■ What you are asked to do ■
Copy out every line of the records below word for word, with no changes.

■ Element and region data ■
+++++
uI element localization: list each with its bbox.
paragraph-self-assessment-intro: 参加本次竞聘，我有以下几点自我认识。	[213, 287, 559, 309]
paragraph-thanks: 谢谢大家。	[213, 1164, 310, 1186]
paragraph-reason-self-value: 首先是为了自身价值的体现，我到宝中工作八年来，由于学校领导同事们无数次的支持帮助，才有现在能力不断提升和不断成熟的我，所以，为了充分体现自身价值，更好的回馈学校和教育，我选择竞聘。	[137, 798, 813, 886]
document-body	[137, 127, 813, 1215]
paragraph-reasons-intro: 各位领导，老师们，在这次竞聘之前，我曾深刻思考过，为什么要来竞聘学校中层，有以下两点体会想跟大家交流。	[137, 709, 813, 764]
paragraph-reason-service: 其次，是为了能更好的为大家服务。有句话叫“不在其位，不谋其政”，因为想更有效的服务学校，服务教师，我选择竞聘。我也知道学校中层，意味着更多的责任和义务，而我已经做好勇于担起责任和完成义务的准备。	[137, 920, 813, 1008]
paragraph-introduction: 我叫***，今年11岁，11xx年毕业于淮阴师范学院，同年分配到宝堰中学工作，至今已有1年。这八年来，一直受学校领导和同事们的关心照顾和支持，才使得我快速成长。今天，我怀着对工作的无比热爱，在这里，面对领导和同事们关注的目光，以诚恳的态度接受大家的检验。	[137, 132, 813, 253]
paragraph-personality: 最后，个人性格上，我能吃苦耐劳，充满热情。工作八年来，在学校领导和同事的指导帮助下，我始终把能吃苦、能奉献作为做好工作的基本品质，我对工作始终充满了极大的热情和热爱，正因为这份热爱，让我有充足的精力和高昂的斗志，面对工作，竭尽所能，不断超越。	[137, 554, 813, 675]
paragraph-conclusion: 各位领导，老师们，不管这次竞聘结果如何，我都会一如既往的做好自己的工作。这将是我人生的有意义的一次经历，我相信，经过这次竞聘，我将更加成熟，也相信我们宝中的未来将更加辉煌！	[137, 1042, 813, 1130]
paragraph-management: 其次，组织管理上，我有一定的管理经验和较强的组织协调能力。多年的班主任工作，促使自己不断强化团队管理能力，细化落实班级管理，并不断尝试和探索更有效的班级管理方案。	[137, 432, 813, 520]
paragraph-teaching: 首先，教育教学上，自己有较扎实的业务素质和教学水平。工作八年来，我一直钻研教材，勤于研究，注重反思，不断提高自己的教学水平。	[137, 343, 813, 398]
+++++
■ Answer to the exercise ■
uI element localization: list each with its bbox.
paragraph-self-assessment-intro: 参加本次竞聘，我有以下几点自我认识。	[213, 287, 559, 309]
paragraph-thanks: 谢谢大家。	[213, 1164, 310, 1186]
paragraph-reason-self-value: 首先是为了自身价值的体现，我到宝中工作八年来，由于学校领导同事们无数次的支持帮助，才有现在能力不断提升和不断成熟的我，所以，为了充分体现自身价值，更好的回馈学校和教育，我选择竞聘。	[137, 798, 813, 886]
document-body	[137, 127, 813, 1215]
paragraph-reasons-intro: 各位领导，老师们，在这次竞聘之前，我曾深刻思考过，为什么要来竞聘学校中层，有以下两点体会想跟大家交流。	[137, 709, 813, 764]
paragraph-reason-service: 其次，是为了能更好的为大家服务。有句话叫“不在其位，不谋其政”，因为想更有效的服务学校，服务教师，我选择竞聘。我也知道学校中层，意味着更多的责任和义务，而我已经做好勇于担起责任和完成义务的准备。	[137, 920, 813, 1008]
paragraph-introduction: 我叫***，今年11岁，11xx年毕业于淮阴师范学院，同年分配到宝堰中学工作，至今已有1年。这八年来，一直受学校领导和同事们的关心照顾和支持，才使得我快速成长。今天，我怀着对工作的无比热爱，在这里，面对领导和同事们关注的目光，以诚恳的态度接受大家的检验。	[137, 132, 813, 253]
paragraph-personality: 最后，个人性格上，我能吃苦耐劳，充满热情。工作八年来，在学校领导和同事的指导帮助下，我始终把能吃苦、能奉献作为做好工作的基本品质，我对工作始终充满了极大的热情和热爱，正因为这份热爱，让我有充足的精力和高昂的斗志，面对工作，竭尽所能，不断超越。	[137, 554, 813, 675]
paragraph-conclusion: 各位领导，老师们，不管这次竞聘结果如何，我都会一如既往的做好自己的工作。这将是我人生的有意义的一次经历，我相信，经过这次竞聘，我将更加成熟，也相信我们宝中的未来将更加辉煌！	[137, 1042, 813, 1130]
paragraph-management: 其次，组织管理上，我有一定的管理经验和较强的组织协调能力。多年的班主任工作，促使自己不断强化团队管理能力，细化落实班级管理，并不断尝试和探索更有效的班级管理方案。	[137, 432, 813, 520]
paragraph-teaching: 首先，教育教学上，自己有较扎实的业务素质和教学水平。工作八年来，我一直钻研教材，勤于研究，注重反思，不断提高自己的教学水平。	[137, 343, 813, 398]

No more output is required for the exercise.